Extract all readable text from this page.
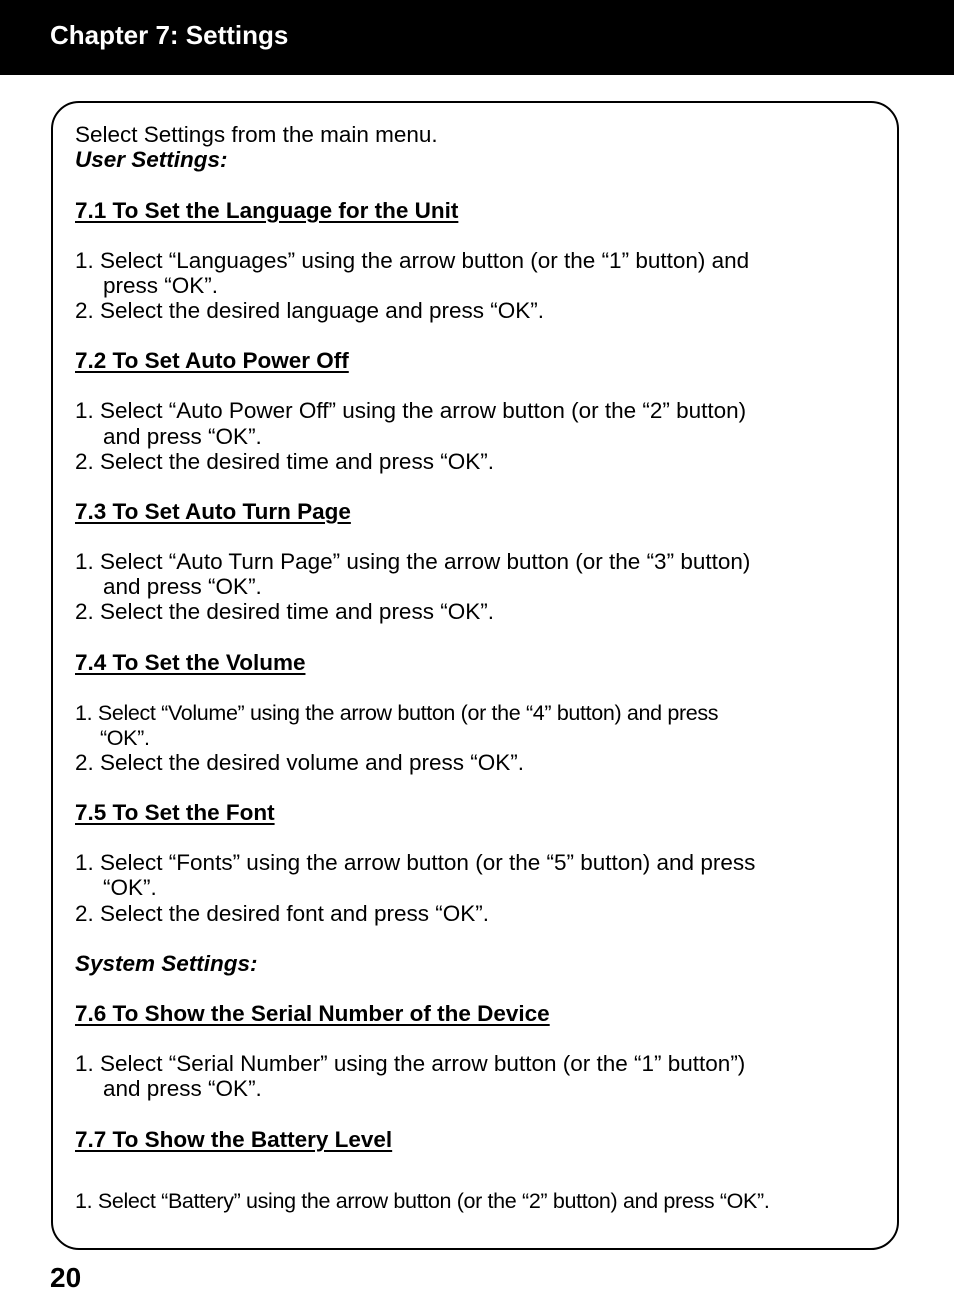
Chapter 7: Settings
Select Settings from the main menu.
User Settings:
7.1 To Set the Language for the Unit
1. Select “Languages” using the arrow button (or the “1” button) and
press “OK”.
2. Select the desired language and press “OK”.
7.2 To Set Auto Power Off
1. Select “Auto Power Off” using the arrow button (or the “2” button)
and press “OK”.
2. Select the desired time and press “OK”.
7.3 To Set Auto Turn Page
1. Select “Auto Turn Page” using the arrow button (or the “3” button)
and press “OK”.
2. Select the desired time and press “OK”.
7.4 To Set the Volume
1. Select “Volume” using the arrow button (or the “4” button) and press
“OK”.
2. Select the desired volume and press “OK”.
7.5 To Set the Font
1. Select “Fonts” using the arrow button (or the “5” button) and press
“OK”.
2. Select the desired font and press “OK”.
System Settings:
7.6 To Show the Serial Number of the Device
1. Select “Serial Number” using the arrow button (or the “1” button”)
and press “OK”.
7.7 To Show the Battery Level
1. Select “Battery” using the arrow button (or the “2” button) and press “OK”.
20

● ● ● ● ●

→ WORK TO COMPLETE
Reproduce the records, all of them, word for word; omit the pictures.

→ RESPONSE
Extract all readable text from this page.
Chapter 7: Settings
Select Settings from the main menu.
User Settings:
7.1 To Set the Language for the Unit
1. Select “Languages” using the arrow button (or the “1” button) and
press “OK”.
2. Select the desired language and press “OK”.
7.2 To Set Auto Power Off
1. Select “Auto Power Off” using the arrow button (or the “2” button)
and press “OK”.
2. Select the desired time and press “OK”.
7.3 To Set Auto Turn Page
1. Select “Auto Turn Page” using the arrow button (or the “3” button)
and press “OK”.
2. Select the desired time and press “OK”.
7.4 To Set the Volume
1. Select “Volume” using the arrow button (or the “4” button) and press
“OK”.
2. Select the desired volume and press “OK”.
7.5 To Set the Font
1. Select “Fonts” using the arrow button (or the “5” button) and press
“OK”.
2. Select the desired font and press “OK”.
System Settings:
7.6 To Show the Serial Number of the Device
1. Select “Serial Number” using the arrow button (or the “1” button”)
and press “OK”.
7.7 To Show the Battery Level
1. Select “Battery” using the arrow button (or the “2” button) and press “OK”.
20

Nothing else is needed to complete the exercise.